GIVEN INSTRUCTION – Scan the records and identify every line in which the string "this" occurs, then return those lines.
* BEGIN PROVIDED DATA *
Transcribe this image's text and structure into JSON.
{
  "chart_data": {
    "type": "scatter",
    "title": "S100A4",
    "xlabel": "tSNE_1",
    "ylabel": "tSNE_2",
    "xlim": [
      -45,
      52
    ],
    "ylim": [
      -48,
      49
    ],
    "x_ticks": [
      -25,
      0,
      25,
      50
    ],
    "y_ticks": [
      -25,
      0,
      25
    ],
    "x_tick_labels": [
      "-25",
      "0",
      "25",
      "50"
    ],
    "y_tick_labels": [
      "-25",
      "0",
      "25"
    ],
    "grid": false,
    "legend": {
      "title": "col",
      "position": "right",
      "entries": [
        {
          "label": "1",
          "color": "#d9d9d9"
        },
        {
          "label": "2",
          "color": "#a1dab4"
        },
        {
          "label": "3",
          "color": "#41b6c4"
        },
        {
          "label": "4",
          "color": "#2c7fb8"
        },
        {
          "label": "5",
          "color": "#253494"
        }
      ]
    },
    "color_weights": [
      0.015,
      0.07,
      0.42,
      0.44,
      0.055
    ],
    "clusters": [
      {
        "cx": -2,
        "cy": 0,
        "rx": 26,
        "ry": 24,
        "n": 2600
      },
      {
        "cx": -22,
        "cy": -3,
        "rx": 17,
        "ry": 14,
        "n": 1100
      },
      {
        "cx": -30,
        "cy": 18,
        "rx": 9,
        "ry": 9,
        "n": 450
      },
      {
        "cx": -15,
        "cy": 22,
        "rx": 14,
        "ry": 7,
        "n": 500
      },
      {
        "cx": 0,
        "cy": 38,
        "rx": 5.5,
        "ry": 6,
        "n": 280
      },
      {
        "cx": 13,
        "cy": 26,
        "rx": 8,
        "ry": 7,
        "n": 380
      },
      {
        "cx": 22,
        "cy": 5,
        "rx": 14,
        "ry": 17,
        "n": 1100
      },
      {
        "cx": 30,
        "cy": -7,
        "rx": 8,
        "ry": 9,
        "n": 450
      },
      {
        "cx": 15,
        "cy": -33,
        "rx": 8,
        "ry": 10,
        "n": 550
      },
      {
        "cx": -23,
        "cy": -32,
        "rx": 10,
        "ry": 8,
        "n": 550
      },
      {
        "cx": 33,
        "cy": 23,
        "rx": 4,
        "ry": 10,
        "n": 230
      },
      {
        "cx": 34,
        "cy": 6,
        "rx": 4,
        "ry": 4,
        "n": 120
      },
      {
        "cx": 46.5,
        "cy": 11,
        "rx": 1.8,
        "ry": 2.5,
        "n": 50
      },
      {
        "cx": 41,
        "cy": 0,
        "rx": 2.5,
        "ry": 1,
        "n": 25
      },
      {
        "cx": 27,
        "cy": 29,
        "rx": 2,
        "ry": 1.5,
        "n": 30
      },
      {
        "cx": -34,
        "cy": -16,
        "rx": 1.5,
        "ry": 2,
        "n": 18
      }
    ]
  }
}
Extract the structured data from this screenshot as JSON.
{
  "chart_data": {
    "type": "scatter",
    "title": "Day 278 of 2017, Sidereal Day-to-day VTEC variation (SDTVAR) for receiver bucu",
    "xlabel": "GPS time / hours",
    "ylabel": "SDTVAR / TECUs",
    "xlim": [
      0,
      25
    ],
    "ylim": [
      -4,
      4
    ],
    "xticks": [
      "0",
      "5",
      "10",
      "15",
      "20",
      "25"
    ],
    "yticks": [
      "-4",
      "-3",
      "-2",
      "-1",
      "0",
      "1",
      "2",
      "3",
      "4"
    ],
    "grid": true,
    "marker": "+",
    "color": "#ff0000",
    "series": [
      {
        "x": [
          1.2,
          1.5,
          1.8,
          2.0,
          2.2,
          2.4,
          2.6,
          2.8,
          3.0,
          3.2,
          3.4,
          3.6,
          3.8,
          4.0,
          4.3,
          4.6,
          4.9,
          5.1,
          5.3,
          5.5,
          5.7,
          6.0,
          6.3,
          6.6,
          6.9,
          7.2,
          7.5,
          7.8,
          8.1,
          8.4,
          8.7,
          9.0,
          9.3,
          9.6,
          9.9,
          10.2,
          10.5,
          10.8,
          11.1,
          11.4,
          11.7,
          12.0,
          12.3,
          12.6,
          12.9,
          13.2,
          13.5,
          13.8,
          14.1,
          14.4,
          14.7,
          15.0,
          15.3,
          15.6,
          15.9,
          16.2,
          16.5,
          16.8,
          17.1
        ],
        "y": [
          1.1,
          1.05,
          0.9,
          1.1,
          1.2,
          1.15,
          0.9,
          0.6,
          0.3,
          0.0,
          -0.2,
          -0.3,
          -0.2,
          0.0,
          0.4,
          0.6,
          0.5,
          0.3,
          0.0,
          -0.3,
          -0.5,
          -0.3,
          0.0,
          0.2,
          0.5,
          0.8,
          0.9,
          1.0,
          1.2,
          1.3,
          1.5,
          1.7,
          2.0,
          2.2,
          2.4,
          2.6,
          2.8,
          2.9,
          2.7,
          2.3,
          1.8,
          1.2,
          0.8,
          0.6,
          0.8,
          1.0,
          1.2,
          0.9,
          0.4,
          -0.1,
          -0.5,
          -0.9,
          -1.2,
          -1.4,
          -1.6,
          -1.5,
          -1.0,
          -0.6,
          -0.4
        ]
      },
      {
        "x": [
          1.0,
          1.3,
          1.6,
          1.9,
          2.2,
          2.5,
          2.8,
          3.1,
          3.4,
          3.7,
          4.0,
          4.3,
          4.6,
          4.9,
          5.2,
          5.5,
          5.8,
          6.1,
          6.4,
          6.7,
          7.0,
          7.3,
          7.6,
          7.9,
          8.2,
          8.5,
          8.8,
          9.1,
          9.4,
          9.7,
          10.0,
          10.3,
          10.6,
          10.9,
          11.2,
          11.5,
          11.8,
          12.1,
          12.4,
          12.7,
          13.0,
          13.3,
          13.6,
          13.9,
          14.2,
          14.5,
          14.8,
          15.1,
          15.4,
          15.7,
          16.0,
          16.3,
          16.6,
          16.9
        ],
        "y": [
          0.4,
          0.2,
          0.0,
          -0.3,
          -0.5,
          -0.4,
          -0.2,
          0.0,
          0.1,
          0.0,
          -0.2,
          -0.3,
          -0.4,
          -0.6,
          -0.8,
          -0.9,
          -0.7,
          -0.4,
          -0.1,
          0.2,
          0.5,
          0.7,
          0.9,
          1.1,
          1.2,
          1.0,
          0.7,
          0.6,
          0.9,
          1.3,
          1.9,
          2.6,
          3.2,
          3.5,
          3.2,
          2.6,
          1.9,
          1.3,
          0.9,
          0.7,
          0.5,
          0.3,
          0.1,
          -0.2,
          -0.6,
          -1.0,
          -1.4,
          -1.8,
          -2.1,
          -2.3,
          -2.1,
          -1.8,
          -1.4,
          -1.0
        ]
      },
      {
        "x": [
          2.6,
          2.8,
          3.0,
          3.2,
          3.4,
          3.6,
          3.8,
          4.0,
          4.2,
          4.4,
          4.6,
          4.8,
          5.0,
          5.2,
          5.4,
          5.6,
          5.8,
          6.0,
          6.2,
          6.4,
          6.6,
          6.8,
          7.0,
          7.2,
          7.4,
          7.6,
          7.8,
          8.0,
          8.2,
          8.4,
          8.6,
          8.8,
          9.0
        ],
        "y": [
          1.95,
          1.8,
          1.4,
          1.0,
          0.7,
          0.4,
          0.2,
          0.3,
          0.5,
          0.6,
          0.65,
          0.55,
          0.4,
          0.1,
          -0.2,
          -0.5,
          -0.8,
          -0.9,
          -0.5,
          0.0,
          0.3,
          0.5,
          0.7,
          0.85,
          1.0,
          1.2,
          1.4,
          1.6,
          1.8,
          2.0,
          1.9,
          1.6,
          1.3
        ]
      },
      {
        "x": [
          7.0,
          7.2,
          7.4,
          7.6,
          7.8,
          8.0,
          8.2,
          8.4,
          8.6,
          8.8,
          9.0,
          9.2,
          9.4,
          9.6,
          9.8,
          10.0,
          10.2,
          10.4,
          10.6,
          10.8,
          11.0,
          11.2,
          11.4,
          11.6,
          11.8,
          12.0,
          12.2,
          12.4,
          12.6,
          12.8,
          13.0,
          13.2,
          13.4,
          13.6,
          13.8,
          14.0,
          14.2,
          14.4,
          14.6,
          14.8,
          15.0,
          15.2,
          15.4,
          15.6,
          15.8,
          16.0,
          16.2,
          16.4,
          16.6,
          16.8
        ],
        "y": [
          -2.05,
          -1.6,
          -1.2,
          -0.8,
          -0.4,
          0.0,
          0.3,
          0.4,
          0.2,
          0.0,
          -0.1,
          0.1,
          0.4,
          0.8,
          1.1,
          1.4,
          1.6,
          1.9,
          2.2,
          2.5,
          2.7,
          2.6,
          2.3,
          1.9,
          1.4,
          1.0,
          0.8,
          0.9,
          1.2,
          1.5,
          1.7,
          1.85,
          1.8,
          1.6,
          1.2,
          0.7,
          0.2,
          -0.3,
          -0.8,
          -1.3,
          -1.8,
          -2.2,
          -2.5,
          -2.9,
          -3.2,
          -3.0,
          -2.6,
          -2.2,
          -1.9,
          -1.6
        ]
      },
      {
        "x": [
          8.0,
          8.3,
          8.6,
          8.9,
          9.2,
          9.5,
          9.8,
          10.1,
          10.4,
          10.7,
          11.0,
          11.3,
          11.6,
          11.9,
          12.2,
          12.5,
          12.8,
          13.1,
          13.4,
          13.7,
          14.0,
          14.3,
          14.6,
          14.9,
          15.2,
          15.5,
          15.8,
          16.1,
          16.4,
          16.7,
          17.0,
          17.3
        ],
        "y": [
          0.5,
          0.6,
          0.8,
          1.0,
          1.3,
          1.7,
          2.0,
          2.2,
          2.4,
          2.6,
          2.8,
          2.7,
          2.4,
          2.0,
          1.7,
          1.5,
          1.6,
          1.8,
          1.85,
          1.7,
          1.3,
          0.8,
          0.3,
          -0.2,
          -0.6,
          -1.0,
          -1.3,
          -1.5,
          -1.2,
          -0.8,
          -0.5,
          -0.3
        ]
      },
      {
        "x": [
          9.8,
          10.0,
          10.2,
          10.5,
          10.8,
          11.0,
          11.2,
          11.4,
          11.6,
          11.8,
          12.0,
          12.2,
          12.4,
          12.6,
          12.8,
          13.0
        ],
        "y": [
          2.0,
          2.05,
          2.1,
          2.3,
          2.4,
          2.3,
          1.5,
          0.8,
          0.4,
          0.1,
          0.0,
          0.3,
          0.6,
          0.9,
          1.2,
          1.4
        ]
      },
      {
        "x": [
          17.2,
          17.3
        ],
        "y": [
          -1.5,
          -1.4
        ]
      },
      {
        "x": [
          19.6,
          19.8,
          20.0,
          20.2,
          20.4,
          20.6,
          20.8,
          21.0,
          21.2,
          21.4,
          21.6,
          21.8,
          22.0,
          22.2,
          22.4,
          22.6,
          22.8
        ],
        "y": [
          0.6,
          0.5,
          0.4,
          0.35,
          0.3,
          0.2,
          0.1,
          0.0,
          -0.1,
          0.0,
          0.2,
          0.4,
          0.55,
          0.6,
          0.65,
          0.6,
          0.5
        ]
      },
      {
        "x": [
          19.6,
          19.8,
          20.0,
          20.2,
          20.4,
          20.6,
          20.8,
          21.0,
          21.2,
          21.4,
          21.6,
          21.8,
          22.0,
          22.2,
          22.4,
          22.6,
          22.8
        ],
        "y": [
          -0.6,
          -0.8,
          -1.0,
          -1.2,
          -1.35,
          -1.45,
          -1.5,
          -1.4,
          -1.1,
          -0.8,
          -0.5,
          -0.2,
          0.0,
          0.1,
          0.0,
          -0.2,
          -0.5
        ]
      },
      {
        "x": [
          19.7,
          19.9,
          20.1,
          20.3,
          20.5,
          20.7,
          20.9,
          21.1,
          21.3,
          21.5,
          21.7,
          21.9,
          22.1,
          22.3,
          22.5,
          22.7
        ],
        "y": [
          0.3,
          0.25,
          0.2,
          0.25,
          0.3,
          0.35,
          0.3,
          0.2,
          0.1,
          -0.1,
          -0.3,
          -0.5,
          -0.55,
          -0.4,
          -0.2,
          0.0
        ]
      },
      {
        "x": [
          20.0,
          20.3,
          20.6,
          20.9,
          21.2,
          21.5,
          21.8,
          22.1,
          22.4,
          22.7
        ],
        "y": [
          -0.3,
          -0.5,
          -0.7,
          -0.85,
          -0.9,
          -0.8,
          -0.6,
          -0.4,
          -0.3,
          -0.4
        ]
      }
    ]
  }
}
* END PROVIDED DATA *
OUTPUT BELOW –
Transcribe this image's text and structure into JSON.
Extract the structured data from this screenshot as JSON.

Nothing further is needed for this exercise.